## EXERCISE BRIEF
Copy out, from the entries below, each line holding the string "Your".

## DATA FOR THE TASK
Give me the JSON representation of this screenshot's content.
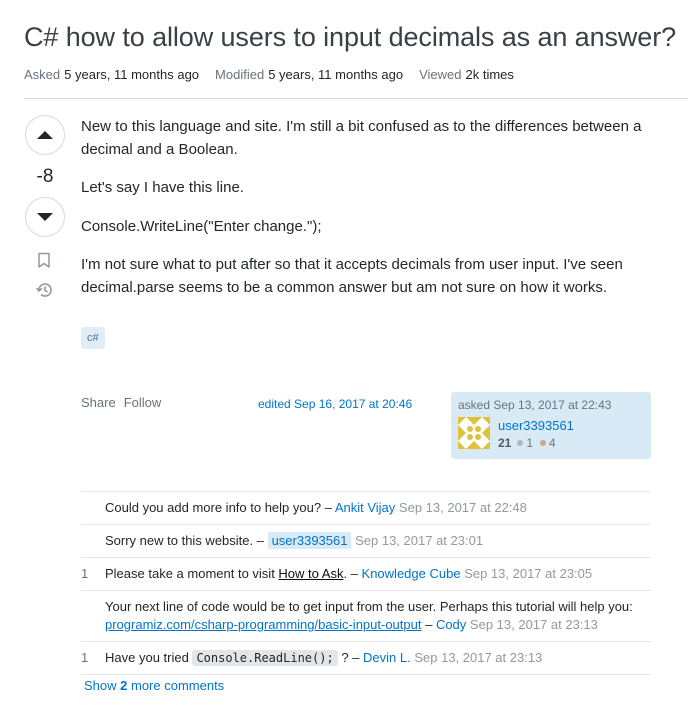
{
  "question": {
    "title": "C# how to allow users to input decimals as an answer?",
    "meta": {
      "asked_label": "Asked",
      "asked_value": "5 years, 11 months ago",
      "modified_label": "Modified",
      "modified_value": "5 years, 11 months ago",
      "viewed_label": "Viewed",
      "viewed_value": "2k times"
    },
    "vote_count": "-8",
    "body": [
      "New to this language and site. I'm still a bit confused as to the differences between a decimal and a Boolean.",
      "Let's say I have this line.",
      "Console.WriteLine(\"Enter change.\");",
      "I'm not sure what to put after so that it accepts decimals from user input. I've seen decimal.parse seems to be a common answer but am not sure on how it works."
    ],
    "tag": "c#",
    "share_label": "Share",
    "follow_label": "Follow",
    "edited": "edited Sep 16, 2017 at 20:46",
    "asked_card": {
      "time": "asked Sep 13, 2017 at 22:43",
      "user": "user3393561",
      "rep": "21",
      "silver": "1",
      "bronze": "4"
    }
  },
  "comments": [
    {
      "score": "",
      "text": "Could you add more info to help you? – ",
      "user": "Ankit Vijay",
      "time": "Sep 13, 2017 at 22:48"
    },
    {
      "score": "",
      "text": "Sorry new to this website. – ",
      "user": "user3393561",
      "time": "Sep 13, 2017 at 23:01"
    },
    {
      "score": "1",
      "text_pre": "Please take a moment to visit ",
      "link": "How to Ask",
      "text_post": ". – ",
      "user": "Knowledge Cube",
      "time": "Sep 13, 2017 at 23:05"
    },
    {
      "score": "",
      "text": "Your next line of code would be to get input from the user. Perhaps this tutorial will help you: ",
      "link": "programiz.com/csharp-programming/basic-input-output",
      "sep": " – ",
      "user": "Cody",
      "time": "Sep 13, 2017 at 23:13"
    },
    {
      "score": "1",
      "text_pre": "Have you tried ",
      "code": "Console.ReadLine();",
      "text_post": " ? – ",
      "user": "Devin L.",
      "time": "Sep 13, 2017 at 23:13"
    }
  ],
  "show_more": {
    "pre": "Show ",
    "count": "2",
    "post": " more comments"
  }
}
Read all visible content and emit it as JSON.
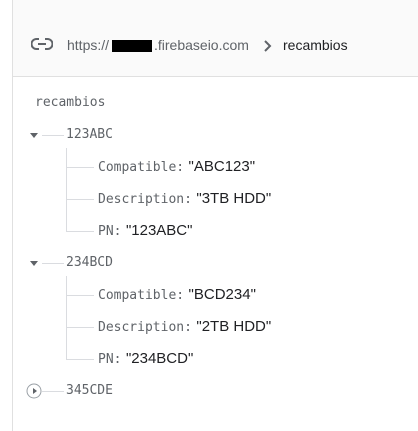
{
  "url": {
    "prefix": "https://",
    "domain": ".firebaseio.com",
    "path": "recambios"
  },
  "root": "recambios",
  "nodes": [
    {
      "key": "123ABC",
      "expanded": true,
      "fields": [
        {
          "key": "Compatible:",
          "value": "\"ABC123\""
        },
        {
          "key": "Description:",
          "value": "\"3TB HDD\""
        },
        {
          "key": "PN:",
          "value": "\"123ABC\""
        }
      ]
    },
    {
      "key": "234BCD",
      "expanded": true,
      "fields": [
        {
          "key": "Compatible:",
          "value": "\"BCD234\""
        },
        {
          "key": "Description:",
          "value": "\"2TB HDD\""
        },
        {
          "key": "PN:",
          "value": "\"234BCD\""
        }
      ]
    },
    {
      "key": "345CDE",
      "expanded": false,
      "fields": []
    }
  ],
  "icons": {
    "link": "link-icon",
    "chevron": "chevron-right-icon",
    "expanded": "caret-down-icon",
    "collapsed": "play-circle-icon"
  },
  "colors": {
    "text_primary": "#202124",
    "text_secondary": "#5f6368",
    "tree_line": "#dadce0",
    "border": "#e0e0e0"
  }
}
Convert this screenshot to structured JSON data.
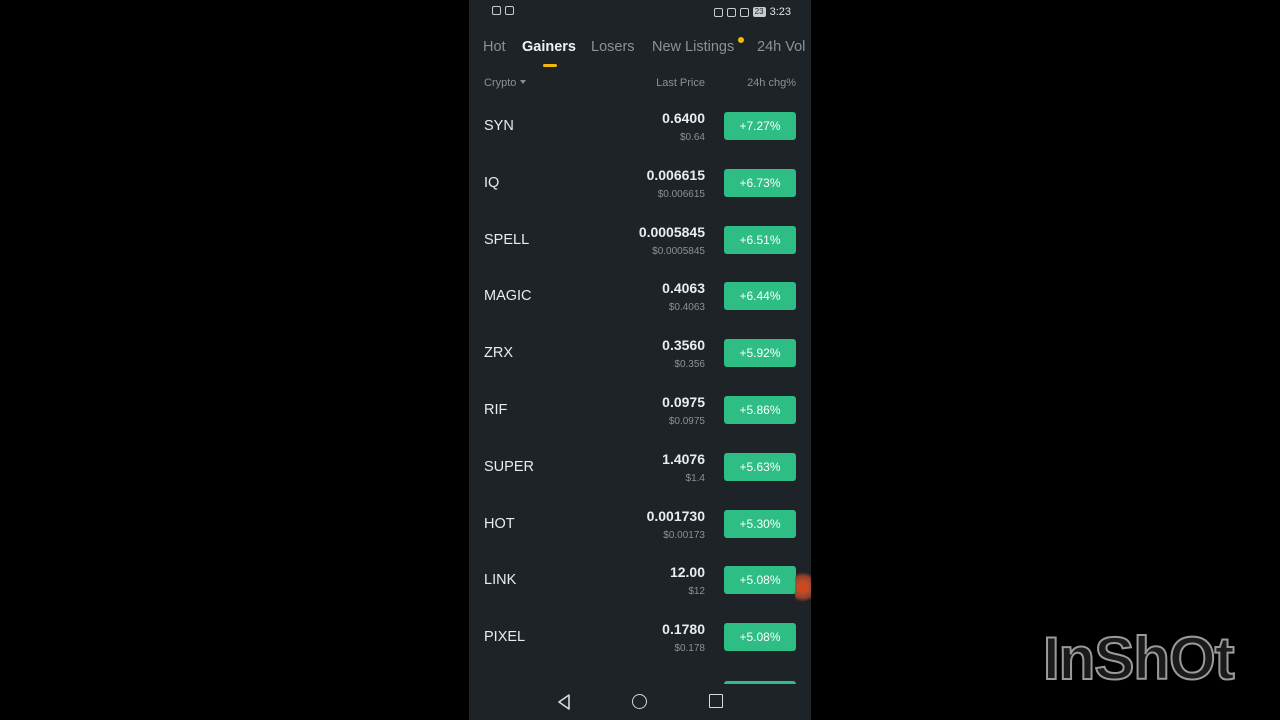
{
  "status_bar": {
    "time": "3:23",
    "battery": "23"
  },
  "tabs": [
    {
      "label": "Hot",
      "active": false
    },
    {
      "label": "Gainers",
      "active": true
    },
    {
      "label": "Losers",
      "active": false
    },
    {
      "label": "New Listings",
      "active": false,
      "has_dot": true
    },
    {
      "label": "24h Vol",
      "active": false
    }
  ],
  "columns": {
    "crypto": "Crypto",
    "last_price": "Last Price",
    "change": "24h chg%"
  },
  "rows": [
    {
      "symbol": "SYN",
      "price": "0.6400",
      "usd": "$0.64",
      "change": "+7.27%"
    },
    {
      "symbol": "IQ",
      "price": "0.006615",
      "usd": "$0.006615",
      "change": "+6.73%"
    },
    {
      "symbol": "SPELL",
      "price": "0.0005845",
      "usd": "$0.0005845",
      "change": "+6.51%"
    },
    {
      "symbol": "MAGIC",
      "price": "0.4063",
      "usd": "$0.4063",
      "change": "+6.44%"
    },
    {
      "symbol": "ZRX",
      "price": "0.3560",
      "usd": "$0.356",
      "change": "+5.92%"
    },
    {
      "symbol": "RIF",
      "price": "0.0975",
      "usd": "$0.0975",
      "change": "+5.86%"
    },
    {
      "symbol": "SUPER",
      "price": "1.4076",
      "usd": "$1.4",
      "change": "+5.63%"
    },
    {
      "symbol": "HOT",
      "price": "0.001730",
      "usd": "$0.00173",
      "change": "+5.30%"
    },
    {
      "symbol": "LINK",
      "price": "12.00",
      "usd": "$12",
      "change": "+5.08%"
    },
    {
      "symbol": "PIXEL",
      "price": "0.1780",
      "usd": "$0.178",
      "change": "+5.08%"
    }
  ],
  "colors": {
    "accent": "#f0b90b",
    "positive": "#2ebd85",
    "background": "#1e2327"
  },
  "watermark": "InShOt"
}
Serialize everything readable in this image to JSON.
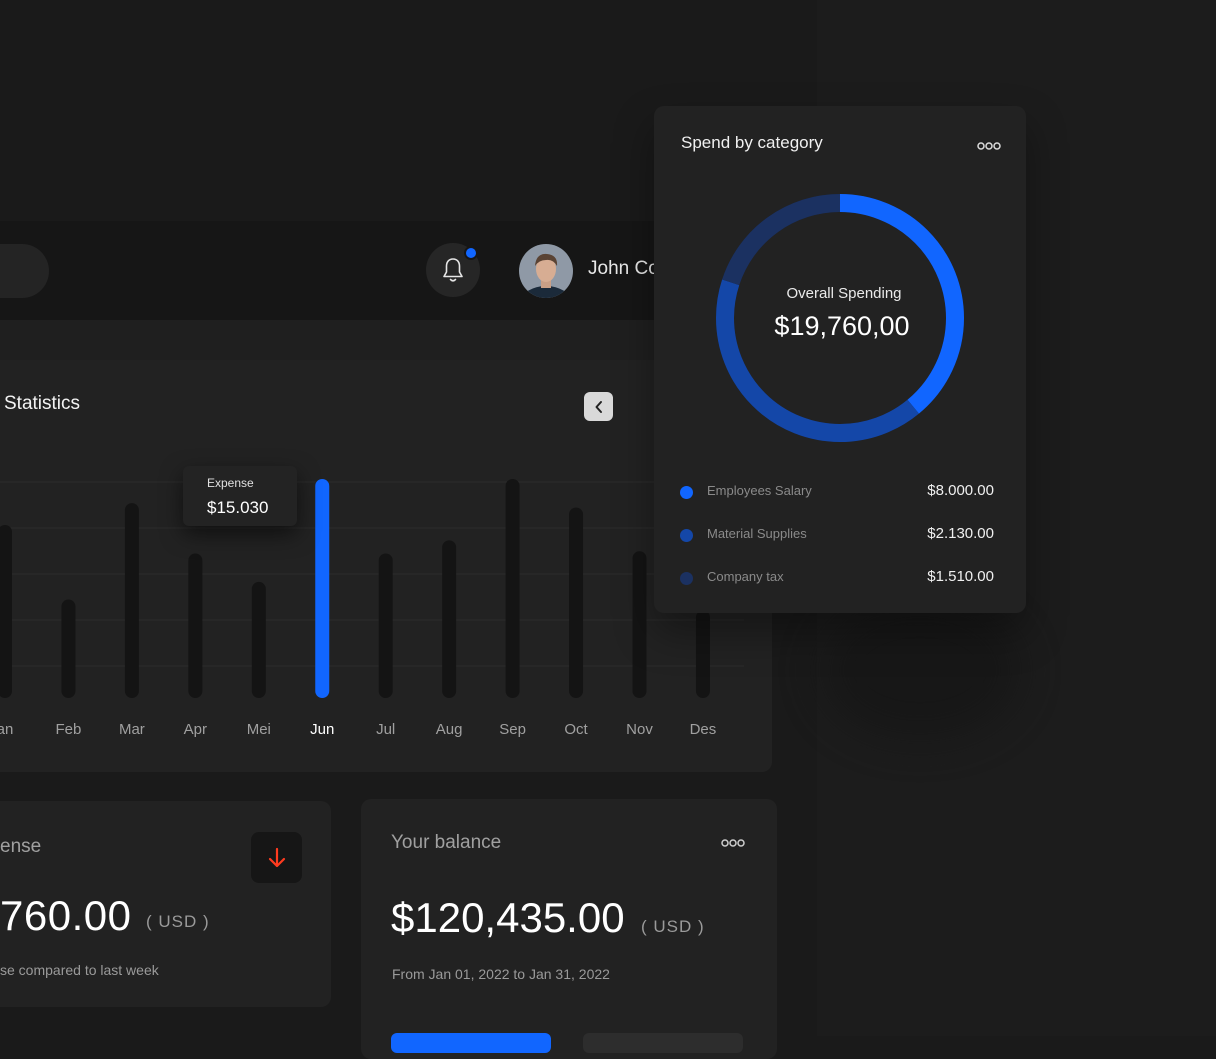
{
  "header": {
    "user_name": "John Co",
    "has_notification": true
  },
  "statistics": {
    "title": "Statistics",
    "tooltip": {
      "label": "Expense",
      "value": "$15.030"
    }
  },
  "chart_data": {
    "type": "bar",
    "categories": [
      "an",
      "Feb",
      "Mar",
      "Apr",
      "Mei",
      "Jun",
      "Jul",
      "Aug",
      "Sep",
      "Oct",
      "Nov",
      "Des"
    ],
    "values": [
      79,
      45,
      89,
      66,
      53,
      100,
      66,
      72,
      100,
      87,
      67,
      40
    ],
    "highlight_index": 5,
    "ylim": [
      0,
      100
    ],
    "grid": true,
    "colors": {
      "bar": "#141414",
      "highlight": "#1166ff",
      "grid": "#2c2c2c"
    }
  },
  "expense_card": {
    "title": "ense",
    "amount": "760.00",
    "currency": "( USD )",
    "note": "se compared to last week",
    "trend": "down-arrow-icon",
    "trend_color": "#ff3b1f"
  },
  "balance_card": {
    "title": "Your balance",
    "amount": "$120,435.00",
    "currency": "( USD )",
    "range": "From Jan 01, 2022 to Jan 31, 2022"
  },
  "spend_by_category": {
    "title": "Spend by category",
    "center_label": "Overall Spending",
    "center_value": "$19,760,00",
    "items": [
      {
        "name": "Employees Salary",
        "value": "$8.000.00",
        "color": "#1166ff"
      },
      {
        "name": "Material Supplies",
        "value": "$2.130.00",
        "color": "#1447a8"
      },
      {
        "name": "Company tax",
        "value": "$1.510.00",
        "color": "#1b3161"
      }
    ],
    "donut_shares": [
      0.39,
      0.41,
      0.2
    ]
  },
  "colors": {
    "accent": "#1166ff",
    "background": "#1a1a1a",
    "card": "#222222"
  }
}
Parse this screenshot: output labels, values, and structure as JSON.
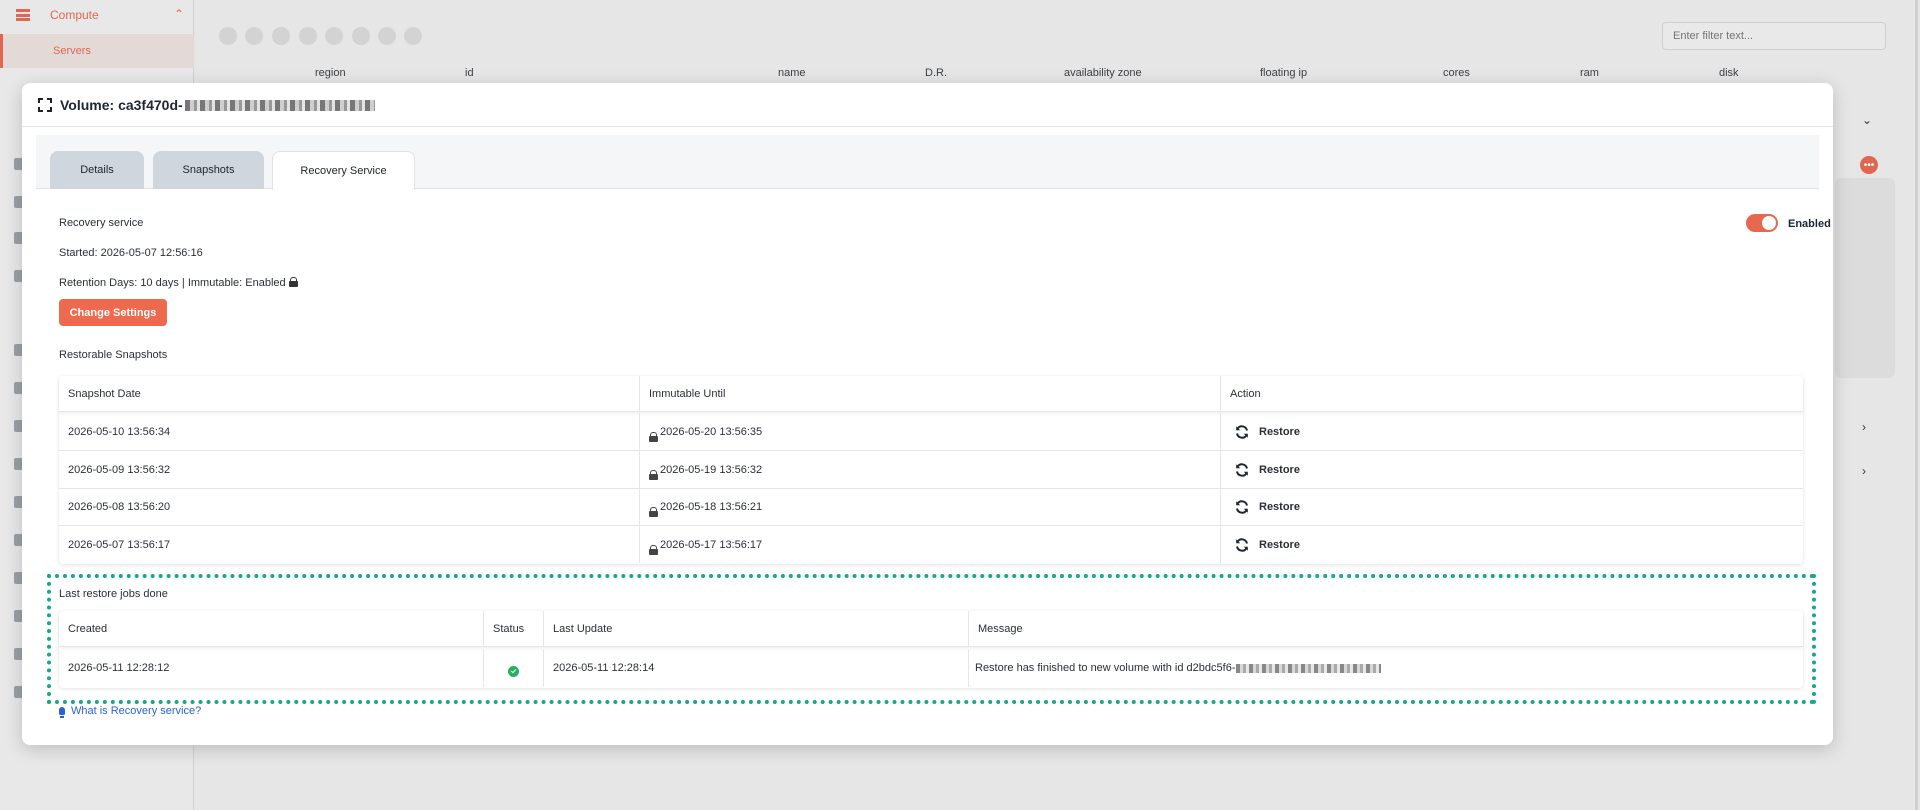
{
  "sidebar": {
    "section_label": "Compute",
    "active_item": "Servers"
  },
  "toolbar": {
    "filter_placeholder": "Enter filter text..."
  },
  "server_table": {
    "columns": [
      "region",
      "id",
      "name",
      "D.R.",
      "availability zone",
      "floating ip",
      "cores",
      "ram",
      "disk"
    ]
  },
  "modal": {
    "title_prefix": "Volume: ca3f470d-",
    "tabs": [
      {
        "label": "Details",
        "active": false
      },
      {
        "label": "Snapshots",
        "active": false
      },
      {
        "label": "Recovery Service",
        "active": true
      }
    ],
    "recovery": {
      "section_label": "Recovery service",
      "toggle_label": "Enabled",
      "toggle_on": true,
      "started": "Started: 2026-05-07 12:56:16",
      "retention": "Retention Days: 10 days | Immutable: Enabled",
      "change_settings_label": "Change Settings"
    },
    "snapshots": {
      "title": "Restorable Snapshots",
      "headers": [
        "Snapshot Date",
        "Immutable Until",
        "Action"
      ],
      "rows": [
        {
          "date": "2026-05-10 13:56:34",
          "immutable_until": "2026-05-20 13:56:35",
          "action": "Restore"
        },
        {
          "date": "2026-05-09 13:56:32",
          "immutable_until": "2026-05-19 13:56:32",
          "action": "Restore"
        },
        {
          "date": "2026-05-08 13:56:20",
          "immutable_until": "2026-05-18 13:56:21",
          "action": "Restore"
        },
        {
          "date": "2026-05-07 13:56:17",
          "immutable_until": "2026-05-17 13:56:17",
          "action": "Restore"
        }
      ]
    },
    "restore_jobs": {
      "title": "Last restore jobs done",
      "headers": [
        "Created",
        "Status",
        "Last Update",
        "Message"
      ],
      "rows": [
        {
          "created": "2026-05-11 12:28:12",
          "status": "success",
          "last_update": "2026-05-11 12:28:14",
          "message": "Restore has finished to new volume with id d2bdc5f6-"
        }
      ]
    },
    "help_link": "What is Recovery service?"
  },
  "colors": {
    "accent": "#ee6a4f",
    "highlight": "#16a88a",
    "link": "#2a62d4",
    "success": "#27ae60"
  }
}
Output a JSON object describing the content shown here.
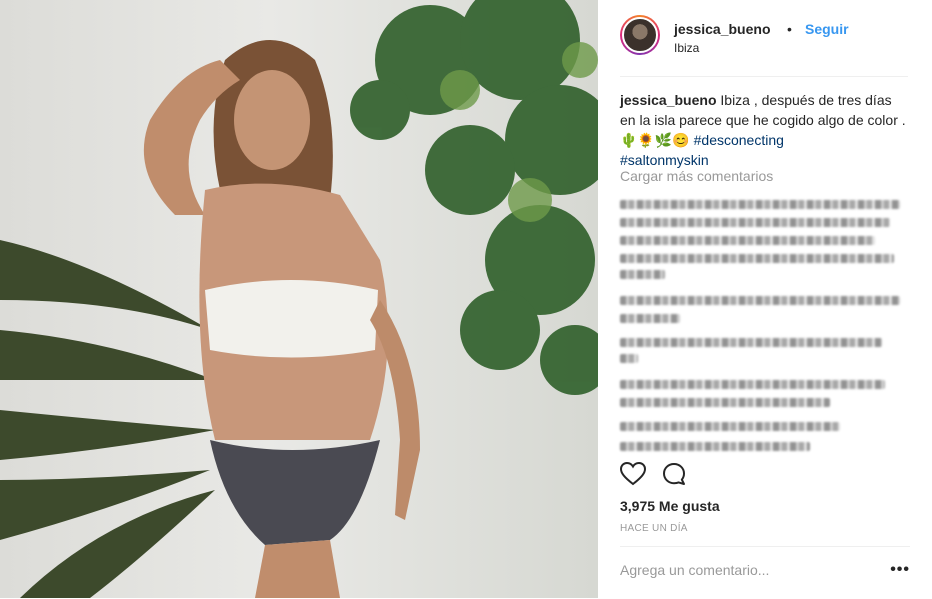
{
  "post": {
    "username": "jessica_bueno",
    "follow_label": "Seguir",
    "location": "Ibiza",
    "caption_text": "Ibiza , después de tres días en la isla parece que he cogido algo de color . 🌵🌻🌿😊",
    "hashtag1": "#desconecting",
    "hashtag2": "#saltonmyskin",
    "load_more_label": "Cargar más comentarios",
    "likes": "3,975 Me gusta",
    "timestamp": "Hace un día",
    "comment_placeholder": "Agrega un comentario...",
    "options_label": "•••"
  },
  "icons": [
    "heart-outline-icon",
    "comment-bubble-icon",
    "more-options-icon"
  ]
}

## RESULT FOR THIS EXERCISE
      "text": "Your next line of code would be to get input from the user. Perhaps this tutorial will help you: ",
    "title": "Your balance",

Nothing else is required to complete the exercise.